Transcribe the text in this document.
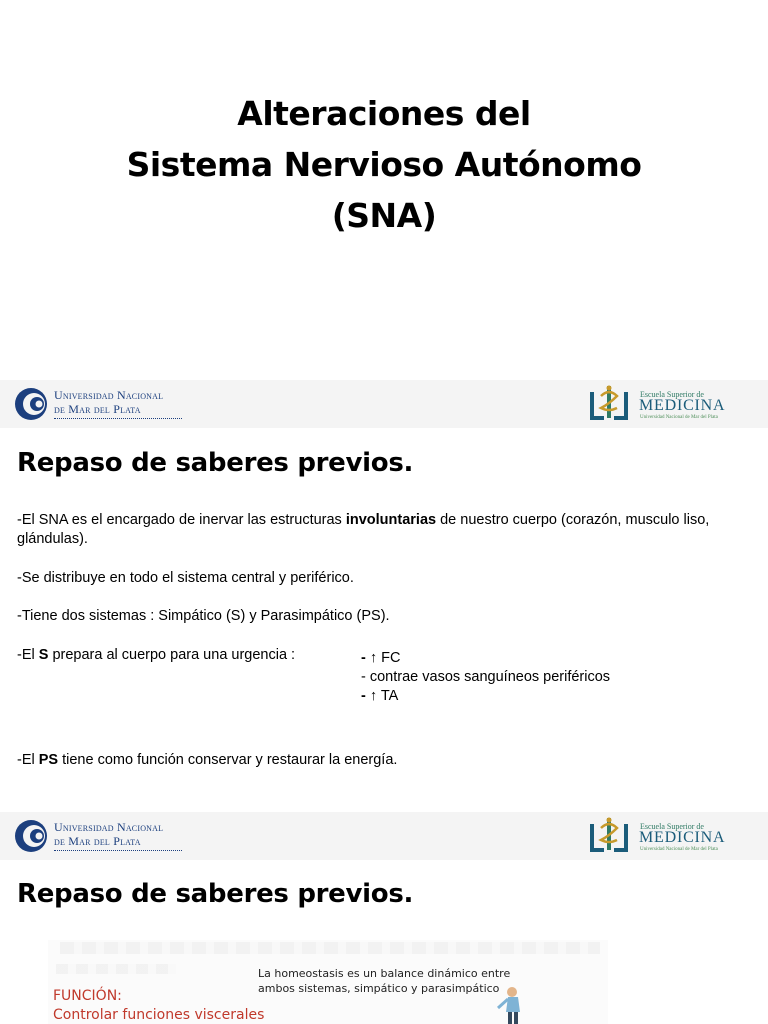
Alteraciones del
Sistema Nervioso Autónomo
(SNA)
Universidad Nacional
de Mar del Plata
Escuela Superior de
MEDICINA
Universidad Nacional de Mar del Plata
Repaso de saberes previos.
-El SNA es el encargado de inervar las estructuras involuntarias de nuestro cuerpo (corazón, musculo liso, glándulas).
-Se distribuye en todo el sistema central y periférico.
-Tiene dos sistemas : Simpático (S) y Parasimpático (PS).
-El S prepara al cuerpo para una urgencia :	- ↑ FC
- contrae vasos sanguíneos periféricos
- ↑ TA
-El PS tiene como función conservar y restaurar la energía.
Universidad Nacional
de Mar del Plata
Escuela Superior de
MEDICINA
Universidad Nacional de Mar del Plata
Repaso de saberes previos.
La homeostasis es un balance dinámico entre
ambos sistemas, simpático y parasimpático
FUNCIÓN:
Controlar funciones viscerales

★ ★ ★

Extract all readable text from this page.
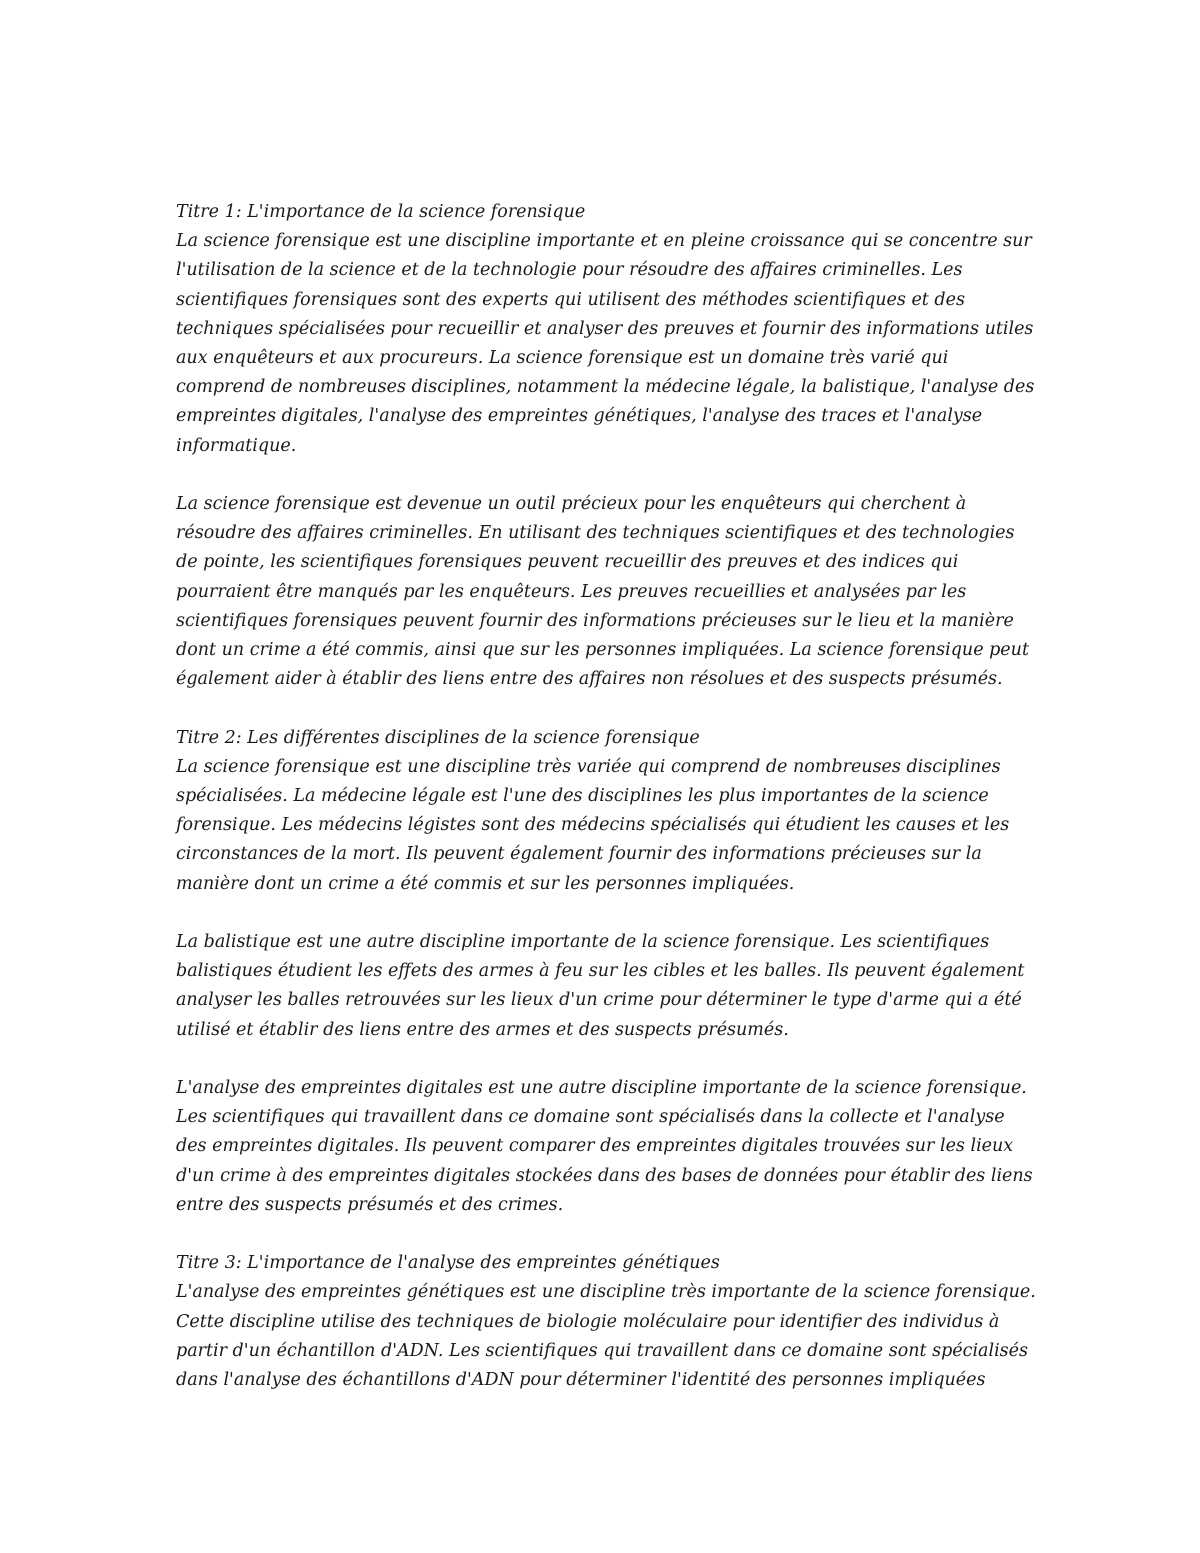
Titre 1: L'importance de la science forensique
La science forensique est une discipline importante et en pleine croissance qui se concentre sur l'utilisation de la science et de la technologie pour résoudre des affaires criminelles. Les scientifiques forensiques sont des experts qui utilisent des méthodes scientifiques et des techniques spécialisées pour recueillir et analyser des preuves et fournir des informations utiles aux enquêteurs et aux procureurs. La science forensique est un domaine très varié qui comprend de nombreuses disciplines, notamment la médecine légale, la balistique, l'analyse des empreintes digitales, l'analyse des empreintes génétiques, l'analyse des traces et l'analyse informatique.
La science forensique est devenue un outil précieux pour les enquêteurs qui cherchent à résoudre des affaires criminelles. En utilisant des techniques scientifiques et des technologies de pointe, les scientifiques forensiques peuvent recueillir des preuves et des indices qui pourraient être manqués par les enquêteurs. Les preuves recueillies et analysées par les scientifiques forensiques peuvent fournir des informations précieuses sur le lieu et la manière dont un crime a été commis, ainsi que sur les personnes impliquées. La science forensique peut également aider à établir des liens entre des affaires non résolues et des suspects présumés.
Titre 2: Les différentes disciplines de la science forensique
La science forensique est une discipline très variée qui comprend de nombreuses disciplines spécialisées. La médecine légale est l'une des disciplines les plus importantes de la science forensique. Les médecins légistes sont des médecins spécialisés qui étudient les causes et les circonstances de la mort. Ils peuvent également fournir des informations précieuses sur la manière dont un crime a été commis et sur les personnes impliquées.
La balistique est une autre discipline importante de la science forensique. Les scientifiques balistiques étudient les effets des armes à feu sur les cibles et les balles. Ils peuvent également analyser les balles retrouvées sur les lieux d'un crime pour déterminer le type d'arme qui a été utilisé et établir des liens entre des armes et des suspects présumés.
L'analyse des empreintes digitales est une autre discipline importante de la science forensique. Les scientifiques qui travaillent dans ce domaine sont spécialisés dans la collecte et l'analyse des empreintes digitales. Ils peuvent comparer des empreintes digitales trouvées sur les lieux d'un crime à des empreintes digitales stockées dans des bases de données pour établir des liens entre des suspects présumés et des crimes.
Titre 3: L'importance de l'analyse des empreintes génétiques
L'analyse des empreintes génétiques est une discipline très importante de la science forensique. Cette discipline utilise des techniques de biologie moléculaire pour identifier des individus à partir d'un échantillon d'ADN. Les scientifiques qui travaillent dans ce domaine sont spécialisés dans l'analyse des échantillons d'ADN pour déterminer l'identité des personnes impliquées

★ ★ ★

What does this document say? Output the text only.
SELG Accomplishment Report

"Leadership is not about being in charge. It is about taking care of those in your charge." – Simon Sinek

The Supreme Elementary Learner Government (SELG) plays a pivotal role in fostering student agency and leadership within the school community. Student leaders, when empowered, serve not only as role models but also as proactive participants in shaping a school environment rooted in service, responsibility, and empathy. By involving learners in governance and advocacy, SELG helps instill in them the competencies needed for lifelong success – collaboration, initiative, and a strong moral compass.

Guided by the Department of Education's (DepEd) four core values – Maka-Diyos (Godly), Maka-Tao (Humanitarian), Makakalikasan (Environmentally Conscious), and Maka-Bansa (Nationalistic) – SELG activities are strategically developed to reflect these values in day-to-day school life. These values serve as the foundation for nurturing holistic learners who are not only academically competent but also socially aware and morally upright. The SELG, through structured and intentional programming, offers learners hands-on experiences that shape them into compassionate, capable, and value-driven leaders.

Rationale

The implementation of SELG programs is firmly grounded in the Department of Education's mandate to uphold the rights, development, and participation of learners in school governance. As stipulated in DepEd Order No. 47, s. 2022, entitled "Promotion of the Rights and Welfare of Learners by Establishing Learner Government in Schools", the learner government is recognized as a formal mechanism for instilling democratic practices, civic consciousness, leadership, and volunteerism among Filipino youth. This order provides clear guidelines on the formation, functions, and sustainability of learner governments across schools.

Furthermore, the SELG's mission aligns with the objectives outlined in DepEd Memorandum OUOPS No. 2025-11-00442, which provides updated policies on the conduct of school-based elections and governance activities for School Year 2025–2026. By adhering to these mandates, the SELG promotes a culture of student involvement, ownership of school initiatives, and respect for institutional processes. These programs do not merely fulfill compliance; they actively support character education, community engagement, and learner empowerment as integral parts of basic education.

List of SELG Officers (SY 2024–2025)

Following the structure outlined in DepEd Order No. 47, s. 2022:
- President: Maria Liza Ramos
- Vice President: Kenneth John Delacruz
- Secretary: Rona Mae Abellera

★ ★ ★

● WHAT THIS TASK INVOLVES: Where a line in the entries holds the word "cuerpo", copy that line.

● FINAL RESULT:
-El SNA es el encargado de inervar las estructuras involuntarias de nuestro cuerpo (corazón, musculo liso, glándulas).
-El S prepara al cuerpo para una urgencia :	- ↑ FC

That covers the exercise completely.